◆ What the task asks ◆
Give the number of lines that hold the string "Netlify". Nothing else is needed.

◆ Excerpt from a dataset ◆
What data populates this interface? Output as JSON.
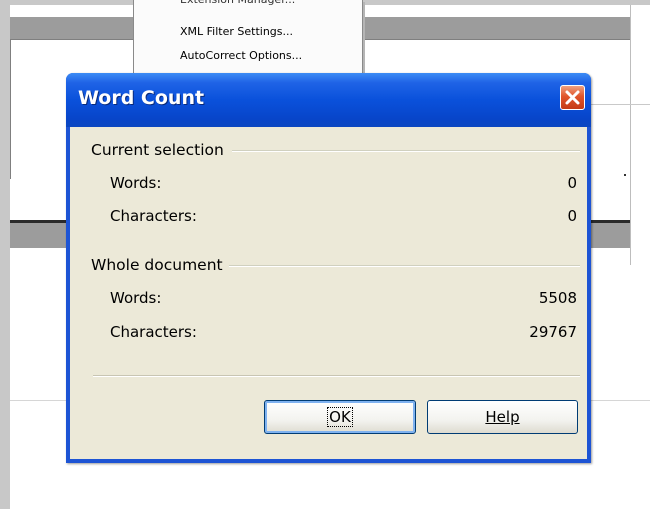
{
  "menu": {
    "items": [
      "Extension Manager...",
      "XML Filter Settings...",
      "AutoCorrect Options..."
    ]
  },
  "dialog": {
    "title": "Word Count",
    "current_selection": {
      "heading": "Current selection",
      "words_label": "Words:",
      "words_value": "0",
      "characters_label": "Characters:",
      "characters_value": "0"
    },
    "whole_document": {
      "heading": "Whole document",
      "words_label": "Words:",
      "words_value": "5508",
      "characters_label": "Characters:",
      "characters_value": "29767"
    },
    "buttons": {
      "ok_label": "OK",
      "help_label": "Help"
    }
  },
  "colors": {
    "titlebar": "#0a51db",
    "dialog_body": "#ece9d8",
    "close_button": "#e0552b"
  },
  "icons": [
    "close-icon"
  ]
}
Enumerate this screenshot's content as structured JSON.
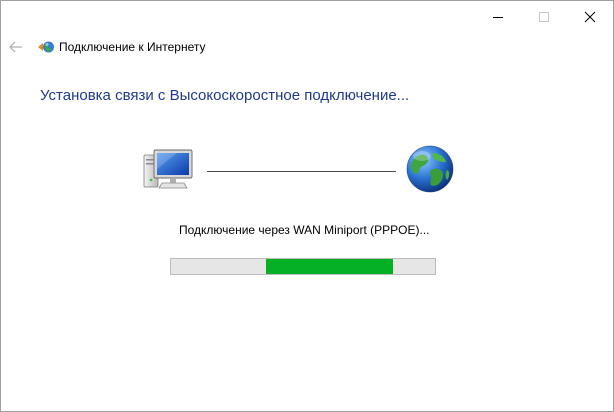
{
  "window": {
    "minimize_icon": "minimize-icon",
    "maximize_icon": "maximize-icon",
    "close_icon": "close-icon"
  },
  "nav": {
    "back_icon": "back-arrow-icon",
    "app_icon": "network-globe-icon",
    "title": "Подключение к Интернету"
  },
  "main": {
    "heading": "Установка связи с Высокоскоростное подключение...",
    "computer_icon": "computer-icon",
    "globe_icon": "globe-icon",
    "status": "Подключение через WAN Miniport (PPPOE)...",
    "progress": {
      "indeterminate": true,
      "segment_start": 0.36,
      "segment_end": 0.84
    }
  },
  "colors": {
    "heading": "#1e3b8c",
    "progress_fill": "#06b025",
    "progress_track": "#e6e6e6"
  }
}
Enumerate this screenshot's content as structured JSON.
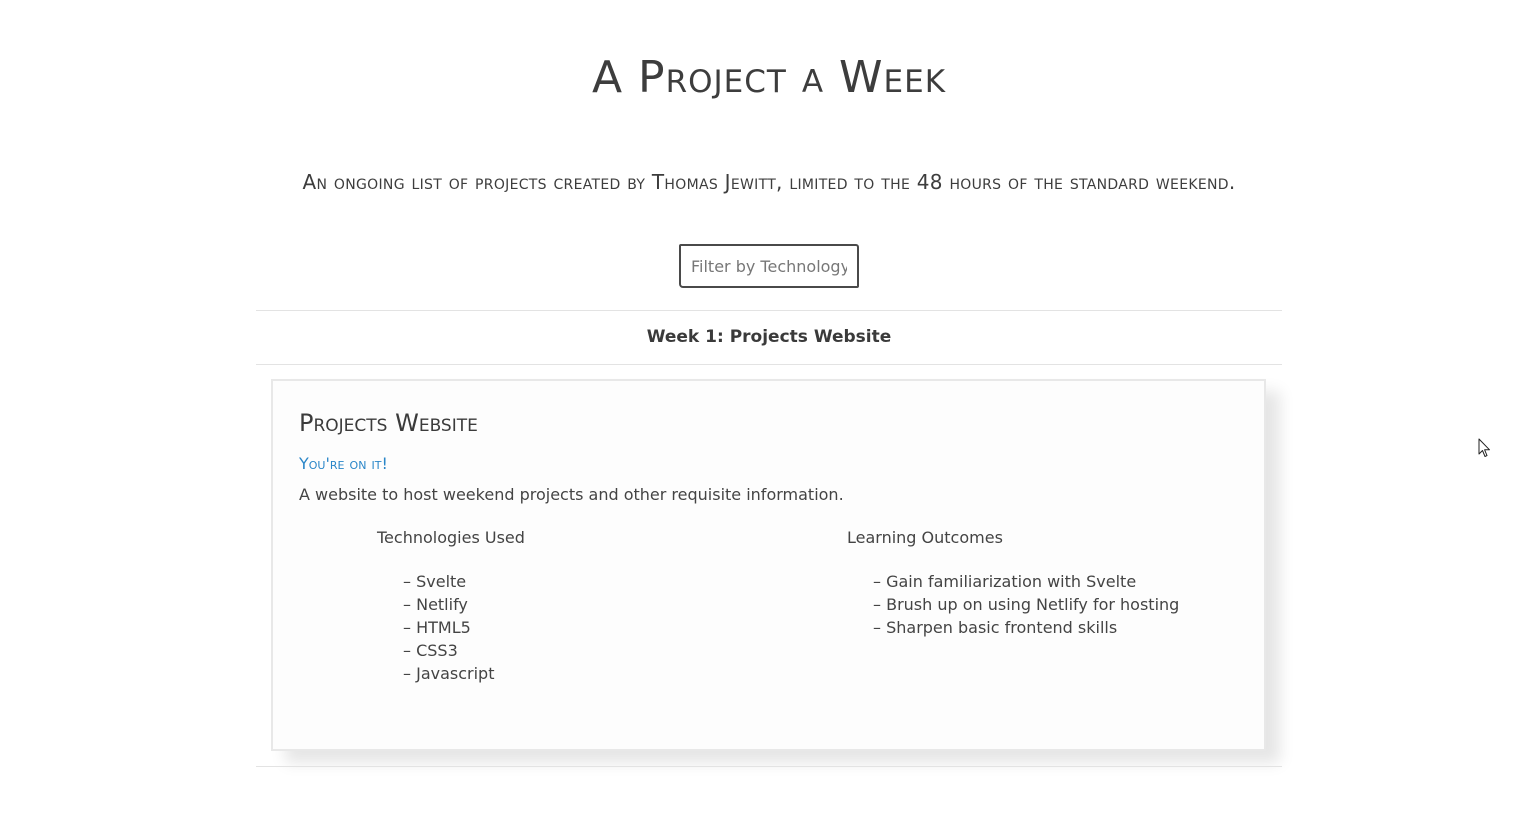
{
  "header": {
    "title": "A Project a Week",
    "subtitle": "An ongoing list of projects created by Thomas Jewitt, limited to the 48 hours of the standard weekend."
  },
  "filter": {
    "placeholder": "Filter by Technology",
    "value": ""
  },
  "weeks": [
    {
      "label": "Week 1: Projects Website",
      "project": {
        "title": "Projects Website",
        "link_text": "You're on it!",
        "description": "A website to host weekend projects and other requisite information.",
        "technologies_heading": "Technologies Used",
        "technologies": [
          "Svelte",
          "Netlify",
          "HTML5",
          "CSS3",
          "Javascript"
        ],
        "outcomes_heading": "Learning Outcomes",
        "outcomes": [
          "Gain familiarization with Svelte",
          "Brush up on using Netlify for hosting",
          "Sharpen basic frontend skills"
        ]
      }
    }
  ],
  "colors": {
    "text": "#3f3f3f",
    "link": "#2a86c8",
    "divider": "#e3e3e3",
    "card_border": "#e8e8e8"
  },
  "icons": {
    "cursor": "mouse-pointer-icon"
  }
}
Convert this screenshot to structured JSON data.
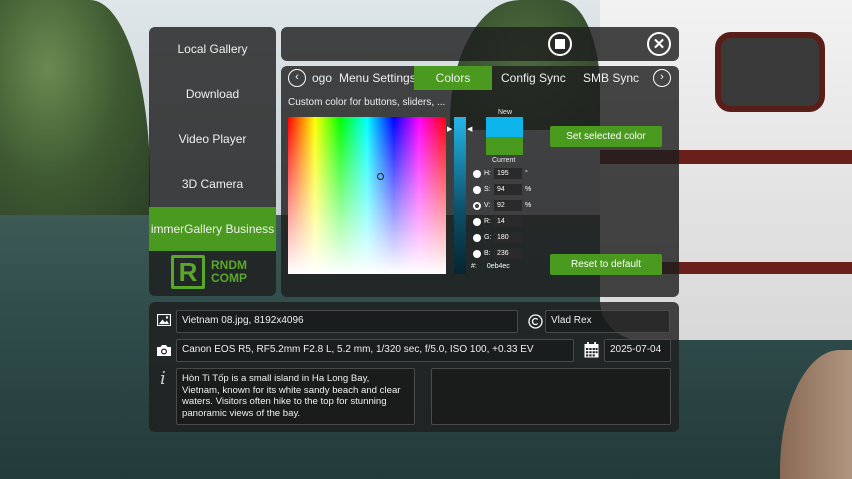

◆ The reply ◆
2